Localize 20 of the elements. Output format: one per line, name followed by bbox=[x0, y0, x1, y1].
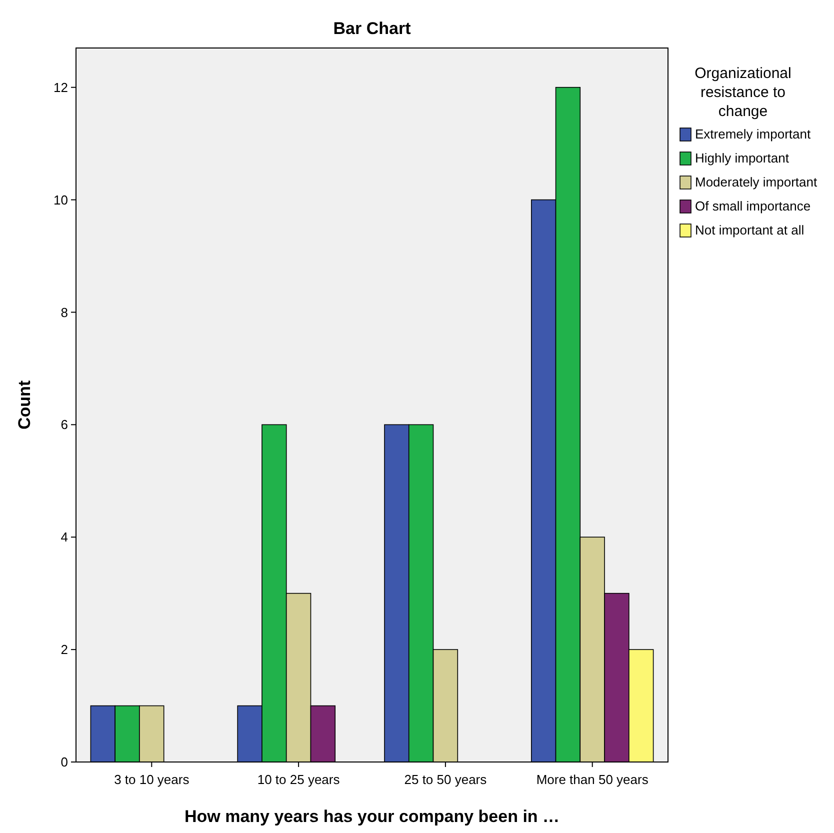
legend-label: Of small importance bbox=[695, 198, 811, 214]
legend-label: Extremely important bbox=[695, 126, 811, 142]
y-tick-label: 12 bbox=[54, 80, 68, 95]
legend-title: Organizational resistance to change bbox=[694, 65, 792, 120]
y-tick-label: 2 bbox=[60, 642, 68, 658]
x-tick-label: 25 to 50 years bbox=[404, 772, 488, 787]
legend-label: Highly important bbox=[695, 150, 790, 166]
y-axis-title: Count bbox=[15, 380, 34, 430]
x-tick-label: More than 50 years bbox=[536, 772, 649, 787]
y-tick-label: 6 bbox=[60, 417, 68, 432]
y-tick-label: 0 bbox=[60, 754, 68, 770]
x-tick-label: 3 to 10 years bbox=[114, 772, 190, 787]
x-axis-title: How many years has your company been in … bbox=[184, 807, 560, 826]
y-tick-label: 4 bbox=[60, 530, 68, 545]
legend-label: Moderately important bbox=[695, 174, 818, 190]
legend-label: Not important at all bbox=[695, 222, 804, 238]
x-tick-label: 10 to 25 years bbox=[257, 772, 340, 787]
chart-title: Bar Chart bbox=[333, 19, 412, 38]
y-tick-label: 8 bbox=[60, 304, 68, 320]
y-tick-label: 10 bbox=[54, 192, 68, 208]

########################################

Locate each line in the records above that contains the string "title" and reproduce every such line in full.

> [EXERCISE SOLUTION]
legend-title: Organizational resistance to change bbox=[694, 65, 792, 120]
y-axis-title: Count bbox=[15, 380, 34, 430]
x-axis-title: How many years has your company been in … bbox=[184, 807, 560, 826]
chart-title: Bar Chart bbox=[333, 19, 412, 38]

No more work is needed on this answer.